**The problem:** Return the listing below in full, with every line exactly as it is.

= = = =

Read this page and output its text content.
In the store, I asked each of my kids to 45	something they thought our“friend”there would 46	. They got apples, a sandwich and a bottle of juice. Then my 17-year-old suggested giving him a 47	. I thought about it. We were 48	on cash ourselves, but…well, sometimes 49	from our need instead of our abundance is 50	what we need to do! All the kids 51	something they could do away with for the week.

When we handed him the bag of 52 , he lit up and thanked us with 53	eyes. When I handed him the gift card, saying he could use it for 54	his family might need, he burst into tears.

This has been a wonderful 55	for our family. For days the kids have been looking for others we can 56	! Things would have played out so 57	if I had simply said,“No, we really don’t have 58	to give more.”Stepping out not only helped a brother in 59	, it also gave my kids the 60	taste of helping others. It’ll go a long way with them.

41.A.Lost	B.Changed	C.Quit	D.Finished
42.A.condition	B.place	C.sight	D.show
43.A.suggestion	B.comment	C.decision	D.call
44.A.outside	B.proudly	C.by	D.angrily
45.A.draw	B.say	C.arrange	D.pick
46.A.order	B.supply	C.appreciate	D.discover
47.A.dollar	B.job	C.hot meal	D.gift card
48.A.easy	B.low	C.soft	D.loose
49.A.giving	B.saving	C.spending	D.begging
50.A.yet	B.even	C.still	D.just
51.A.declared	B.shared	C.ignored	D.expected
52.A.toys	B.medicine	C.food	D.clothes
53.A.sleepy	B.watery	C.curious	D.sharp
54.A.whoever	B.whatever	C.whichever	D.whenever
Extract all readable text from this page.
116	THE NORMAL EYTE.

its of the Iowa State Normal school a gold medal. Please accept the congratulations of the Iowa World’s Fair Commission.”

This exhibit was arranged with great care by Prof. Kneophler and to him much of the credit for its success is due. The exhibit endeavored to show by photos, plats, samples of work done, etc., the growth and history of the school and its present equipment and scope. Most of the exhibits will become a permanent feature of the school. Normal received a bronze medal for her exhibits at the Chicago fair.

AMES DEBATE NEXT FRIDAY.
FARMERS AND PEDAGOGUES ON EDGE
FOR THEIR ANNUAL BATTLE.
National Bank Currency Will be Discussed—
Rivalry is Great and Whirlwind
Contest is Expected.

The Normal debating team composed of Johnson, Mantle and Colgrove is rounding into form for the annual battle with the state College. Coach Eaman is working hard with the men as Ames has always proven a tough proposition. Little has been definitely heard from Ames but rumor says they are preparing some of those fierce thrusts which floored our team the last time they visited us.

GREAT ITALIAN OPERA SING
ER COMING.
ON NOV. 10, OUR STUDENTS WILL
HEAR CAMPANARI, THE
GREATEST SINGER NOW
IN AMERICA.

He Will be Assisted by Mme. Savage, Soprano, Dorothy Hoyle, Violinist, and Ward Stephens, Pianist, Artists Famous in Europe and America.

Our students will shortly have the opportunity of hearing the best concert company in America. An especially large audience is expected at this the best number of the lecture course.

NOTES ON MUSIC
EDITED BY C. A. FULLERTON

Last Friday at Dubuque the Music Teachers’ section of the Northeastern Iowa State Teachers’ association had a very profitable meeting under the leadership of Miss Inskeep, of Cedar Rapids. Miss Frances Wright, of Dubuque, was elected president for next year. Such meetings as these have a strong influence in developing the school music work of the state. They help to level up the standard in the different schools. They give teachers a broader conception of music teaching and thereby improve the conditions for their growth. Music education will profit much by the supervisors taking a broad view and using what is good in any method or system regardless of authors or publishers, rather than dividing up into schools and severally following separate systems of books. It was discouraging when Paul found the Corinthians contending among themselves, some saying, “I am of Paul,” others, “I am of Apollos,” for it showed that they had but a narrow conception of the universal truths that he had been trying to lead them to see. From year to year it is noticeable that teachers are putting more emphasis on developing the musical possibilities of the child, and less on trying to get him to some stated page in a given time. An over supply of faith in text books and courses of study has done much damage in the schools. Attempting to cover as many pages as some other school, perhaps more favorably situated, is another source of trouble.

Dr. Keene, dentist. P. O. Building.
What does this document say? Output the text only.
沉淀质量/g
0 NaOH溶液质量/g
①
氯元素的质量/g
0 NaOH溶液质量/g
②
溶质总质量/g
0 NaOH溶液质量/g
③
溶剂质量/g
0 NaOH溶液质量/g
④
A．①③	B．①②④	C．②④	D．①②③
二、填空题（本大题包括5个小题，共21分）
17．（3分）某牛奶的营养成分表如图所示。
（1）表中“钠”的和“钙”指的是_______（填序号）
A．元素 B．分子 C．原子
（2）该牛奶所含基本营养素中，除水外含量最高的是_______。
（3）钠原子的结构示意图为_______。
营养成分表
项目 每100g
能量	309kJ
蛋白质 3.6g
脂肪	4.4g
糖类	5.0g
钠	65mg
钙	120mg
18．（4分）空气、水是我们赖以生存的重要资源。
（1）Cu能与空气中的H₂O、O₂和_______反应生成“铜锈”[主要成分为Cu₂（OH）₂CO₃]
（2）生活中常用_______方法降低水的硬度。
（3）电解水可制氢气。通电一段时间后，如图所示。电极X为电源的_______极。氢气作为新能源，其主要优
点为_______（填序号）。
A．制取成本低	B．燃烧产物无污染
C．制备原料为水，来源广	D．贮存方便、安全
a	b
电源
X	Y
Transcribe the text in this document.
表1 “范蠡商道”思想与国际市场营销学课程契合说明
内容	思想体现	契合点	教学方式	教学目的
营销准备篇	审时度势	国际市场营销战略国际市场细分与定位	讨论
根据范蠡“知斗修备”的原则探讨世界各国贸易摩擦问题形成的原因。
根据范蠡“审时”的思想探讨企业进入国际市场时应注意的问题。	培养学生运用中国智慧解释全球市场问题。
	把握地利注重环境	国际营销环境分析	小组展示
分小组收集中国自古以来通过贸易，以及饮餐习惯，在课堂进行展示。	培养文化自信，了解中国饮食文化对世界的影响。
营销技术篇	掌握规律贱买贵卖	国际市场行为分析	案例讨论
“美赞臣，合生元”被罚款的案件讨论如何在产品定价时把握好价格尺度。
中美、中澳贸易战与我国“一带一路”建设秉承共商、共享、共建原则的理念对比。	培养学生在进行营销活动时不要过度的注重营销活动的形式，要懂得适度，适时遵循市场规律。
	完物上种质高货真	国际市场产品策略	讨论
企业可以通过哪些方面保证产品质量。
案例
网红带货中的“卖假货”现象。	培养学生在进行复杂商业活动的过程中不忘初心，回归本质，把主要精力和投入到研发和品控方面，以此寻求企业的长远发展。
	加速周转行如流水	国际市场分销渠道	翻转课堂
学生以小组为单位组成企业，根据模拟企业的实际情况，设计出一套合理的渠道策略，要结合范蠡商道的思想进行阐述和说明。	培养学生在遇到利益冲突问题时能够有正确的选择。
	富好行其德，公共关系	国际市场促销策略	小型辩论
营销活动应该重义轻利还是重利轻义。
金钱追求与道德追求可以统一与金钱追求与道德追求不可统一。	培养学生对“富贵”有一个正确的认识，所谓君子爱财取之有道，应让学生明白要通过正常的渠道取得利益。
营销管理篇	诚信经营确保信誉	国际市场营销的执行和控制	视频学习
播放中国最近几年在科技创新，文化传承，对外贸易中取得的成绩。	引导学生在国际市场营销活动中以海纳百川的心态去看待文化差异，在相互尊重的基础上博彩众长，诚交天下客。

= = = =

**Output for this task:**
Read this page and output its text content.
In the store, I asked each of my kids to 45	something they thought our“friend”there would 46	. They got apples, a sandwich and a bottle of juice. Then my 17-year-old suggested giving him a 47	. I thought about it. We were 48	on cash ourselves, but…well, sometimes 49	from our need instead of our abundance is 50	what we need to do! All the kids 51	something they could do away with for the week.

When we handed him the bag of 52 , he lit up and thanked us with 53	eyes. When I handed him the gift card, saying he could use it for 54	his family might need, he burst into tears.

This has been a wonderful 55	for our family. For days the kids have been looking for others we can 56	! Things would have played out so 57	if I had simply said,“No, we really don’t have 58	to give more.”Stepping out not only helped a brother in 59	, it also gave my kids the 60	taste of helping others. It’ll go a long way with them.

41.A.Lost	B.Changed	C.Quit	D.Finished
42.A.condition	B.place	C.sight	D.show
43.A.suggestion	B.comment	C.decision	D.call
44.A.outside	B.proudly	C.by	D.angrily
45.A.draw	B.say	C.arrange	D.pick
46.A.order	B.supply	C.appreciate	D.discover
47.A.dollar	B.job	C.hot meal	D.gift card
48.A.easy	B.low	C.soft	D.loose
49.A.giving	B.saving	C.spending	D.begging
50.A.yet	B.even	C.still	D.just
51.A.declared	B.shared	C.ignored	D.expected
52.A.toys	B.medicine	C.food	D.clothes
53.A.sleepy	B.watery	C.curious	D.sharp
54.A.whoever	B.whatever	C.whichever	D.whenever
Extract all readable text from this page.
116	THE NORMAL EYTE.

its of the Iowa State Normal school a gold medal. Please accept the congratulations of the Iowa World’s Fair Commission.”

This exhibit was arranged with great care by Prof. Kneophler and to him much of the credit for its success is due. The exhibit endeavored to show by photos, plats, samples of work done, etc., the growth and history of the school and its present equipment and scope. Most of the exhibits will become a permanent feature of the school. Normal received a bronze medal for her exhibits at the Chicago fair.

AMES DEBATE NEXT FRIDAY.
FARMERS AND PEDAGOGUES ON EDGE
FOR THEIR ANNUAL BATTLE.
National Bank Currency Will be Discussed—
Rivalry is Great and Whirlwind
Contest is Expected.

The Normal debating team composed of Johnson, Mantle and Colgrove is rounding into form for the annual battle with the state College. Coach Eaman is working hard with the men as Ames has always proven a tough proposition. Little has been definitely heard from Ames but rumor says they are preparing some of those fierce thrusts which floored our team the last time they visited us.

GREAT ITALIAN OPERA SING
ER COMING.
ON NOV. 10, OUR STUDENTS WILL
HEAR CAMPANARI, THE
GREATEST SINGER NOW
IN AMERICA.

He Will be Assisted by Mme. Savage, Soprano, Dorothy Hoyle, Violinist, and Ward Stephens, Pianist, Artists Famous in Europe and America.

Our students will shortly have the opportunity of hearing the best concert company in America. An especially large audience is expected at this the best number of the lecture course.

NOTES ON MUSIC
EDITED BY C. A. FULLERTON

Last Friday at Dubuque the Music Teachers’ section of the Northeastern Iowa State Teachers’ association had a very profitable meeting under the leadership of Miss Inskeep, of Cedar Rapids. Miss Frances Wright, of Dubuque, was elected president for next year. Such meetings as these have a strong influence in developing the school music work of the state. They help to level up the standard in the different schools. They give teachers a broader conception of music teaching and thereby improve the conditions for their growth. Music education will profit much by the supervisors taking a broad view and using what is good in any method or system regardless of authors or publishers, rather than dividing up into schools and severally following separate systems of books. It was discouraging when Paul found the Corinthians contending among themselves, some saying, “I am of Paul,” others, “I am of Apollos,” for it showed that they had but a narrow conception of the universal truths that he had been trying to lead them to see. From year to year it is noticeable that teachers are putting more emphasis on developing the musical possibilities of the child, and less on trying to get him to some stated page in a given time. An over supply of faith in text books and courses of study has done much damage in the schools. Attempting to cover as many pages as some other school, perhaps more favorably situated, is another source of trouble.

Dr. Keene, dentist. P. O. Building.
What does this document say? Output the text only.
沉淀质量/g
0 NaOH溶液质量/g
①
氯元素的质量/g
0 NaOH溶液质量/g
②
溶质总质量/g
0 NaOH溶液质量/g
③
溶剂质量/g
0 NaOH溶液质量/g
④
A．①③	B．①②④	C．②④	D．①②③
二、填空题（本大题包括5个小题，共21分）
17．（3分）某牛奶的营养成分表如图所示。
（1）表中“钠”的和“钙”指的是_______（填序号）
A．元素 B．分子 C．原子
（2）该牛奶所含基本营养素中，除水外含量最高的是_______。
（3）钠原子的结构示意图为_______。
营养成分表
项目 每100g
能量	309kJ
蛋白质 3.6g
脂肪	4.4g
糖类	5.0g
钠	65mg
钙	120mg
18．（4分）空气、水是我们赖以生存的重要资源。
（1）Cu能与空气中的H₂O、O₂和_______反应生成“铜锈”[主要成分为Cu₂（OH）₂CO₃]
（2）生活中常用_______方法降低水的硬度。
（3）电解水可制氢气。通电一段时间后，如图所示。电极X为电源的_______极。氢气作为新能源，其主要优
点为_______（填序号）。
A．制取成本低	B．燃烧产物无污染
C．制备原料为水，来源广	D．贮存方便、安全
a	b
电源
X	Y
Transcribe the text in this document.
表1 “范蠡商道”思想与国际市场营销学课程契合说明
内容	思想体现	契合点	教学方式	教学目的
营销准备篇	审时度势	国际市场营销战略国际市场细分与定位	讨论
根据范蠡“知斗修备”的原则探讨世界各国贸易摩擦问题形成的原因。
根据范蠡“审时”的思想探讨企业进入国际市场时应注意的问题。	培养学生运用中国智慧解释全球市场问题。
	把握地利注重环境	国际营销环境分析	小组展示
分小组收集中国自古以来通过贸易，以及饮餐习惯，在课堂进行展示。	培养文化自信，了解中国饮食文化对世界的影响。
营销技术篇	掌握规律贱买贵卖	国际市场行为分析	案例讨论
“美赞臣，合生元”被罚款的案件讨论如何在产品定价时把握好价格尺度。
中美、中澳贸易战与我国“一带一路”建设秉承共商、共享、共建原则的理念对比。	培养学生在进行营销活动时不要过度的注重营销活动的形式，要懂得适度，适时遵循市场规律。
	完物上种质高货真	国际市场产品策略	讨论
企业可以通过哪些方面保证产品质量。
案例
网红带货中的“卖假货”现象。	培养学生在进行复杂商业活动的过程中不忘初心，回归本质，把主要精力和投入到研发和品控方面，以此寻求企业的长远发展。
	加速周转行如流水	国际市场分销渠道	翻转课堂
学生以小组为单位组成企业，根据模拟企业的实际情况，设计出一套合理的渠道策略，要结合范蠡商道的思想进行阐述和说明。	培养学生在遇到利益冲突问题时能够有正确的选择。
	富好行其德，公共关系	国际市场促销策略	小型辩论
营销活动应该重义轻利还是重利轻义。
金钱追求与道德追求可以统一与金钱追求与道德追求不可统一。	培养学生对“富贵”有一个正确的认识，所谓君子爱财取之有道，应让学生明白要通过正常的渠道取得利益。
营销管理篇	诚信经营确保信誉	国际市场营销的执行和控制	视频学习
播放中国最近几年在科技创新，文化传承，对外贸易中取得的成绩。	引导学生在国际市场营销活动中以海纳百川的心态去看待文化差异，在相互尊重的基础上博彩众长，诚交天下客。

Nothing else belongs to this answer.